◆ GIVEN PASSAGE ◆
↓

Thai Stick owner Paul Polemasuppapol and saloonlords Rick Howard and George Karas, who own Harry’s Bar and are partners and investors in several other San Francisco thirst parlors, are hammering out the deal for the takeover, which is close but not yet final. Howard and Karas are keeping their lips zipped about details while they’re in the throes of negotiating a lease with longtime landlord Stan Zimmerman.

Polemasuppapol has been on a month-to-month lease and has made it no secret that he is eager to get out. “I love the neighborhood and the customers and my staff, but it’s unprofitable,” he says, adding that he’s downsizing. Six months ago he sold another San Francisco Thai Stick, near Union Square, although an outpost remains in Millbrae.

Howard, also an investor in the Elite Cafe, has reportedly long coveted the northwest corner of Fillmore and Pine, which once housed a hippie plant store and then, for many years, was home of the late and much lamented Pacific Heights Bar & Grill. At least three successful restaurateurs were among those looking: Larry Mindel, the founder of Il Fornaio, who now heads Poggio in Sausalito; Sam DuVall, creator of the Elite, owner of Izzy’s in the Marina and the father of some 30 other Bay Area eateries and drinkeries; and Laurence Jossel, owner-chef of Nopa on Divisadero, the two Nopalitos on Broderick and on 9th Avenue, and the culinary force behind the former Chez Nous on Fillmore.

↑

◆ DATASET ◆
↓

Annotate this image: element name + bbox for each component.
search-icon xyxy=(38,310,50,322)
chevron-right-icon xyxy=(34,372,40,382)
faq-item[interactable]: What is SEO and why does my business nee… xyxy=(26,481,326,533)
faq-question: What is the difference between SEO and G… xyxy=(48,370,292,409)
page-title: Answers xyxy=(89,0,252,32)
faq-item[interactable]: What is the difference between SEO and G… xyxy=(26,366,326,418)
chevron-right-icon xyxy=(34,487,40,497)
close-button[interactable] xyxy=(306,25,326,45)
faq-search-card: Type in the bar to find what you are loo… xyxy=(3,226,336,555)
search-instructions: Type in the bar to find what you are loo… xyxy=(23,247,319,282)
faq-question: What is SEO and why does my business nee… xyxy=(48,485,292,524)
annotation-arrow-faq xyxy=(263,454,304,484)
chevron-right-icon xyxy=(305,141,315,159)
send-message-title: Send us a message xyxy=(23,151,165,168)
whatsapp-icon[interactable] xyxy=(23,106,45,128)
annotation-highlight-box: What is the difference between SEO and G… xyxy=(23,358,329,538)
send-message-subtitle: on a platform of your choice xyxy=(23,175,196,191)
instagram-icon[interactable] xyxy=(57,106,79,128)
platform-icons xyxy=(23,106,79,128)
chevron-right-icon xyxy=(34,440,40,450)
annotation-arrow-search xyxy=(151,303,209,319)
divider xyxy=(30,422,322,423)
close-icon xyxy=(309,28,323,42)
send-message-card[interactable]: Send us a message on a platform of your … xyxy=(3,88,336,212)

↑

◆ LIST OF TASKS ◆
A - After the records, set down the section of the passage about the Thai Stick takeover starting with "Polemasuppapol has been" and going on through "remains in Millbrae.", word for word.
B - According to the passage about the Thai Stick takeover, where is the one remaining Thai Stick outpost?
C - Using the passage about the Thai Stick takeover, explain in one to three sentences why Polemasuppapol is eager to give up the Fillmore and Pine location.

◆ SET OF ANSWERS ◆
A -
Polemasuppapol has been on a month-to-month lease and has made it no secret that he is eager to get out. “I love the neighborhood and the customers and my staff, but it’s unprofitable,” he says, adding that he’s downsizing. Six months ago he sold another San Francisco Thai Stick, near Union Square, although an outpost remains in Millbrae.

B - Millbrae.

C - He says the restaurant is unprofitable, even though he loves the neighborhood, the customers and his staff. He is also downsizing and sold another San Francisco Thai Stick, near Union Square, six months ago.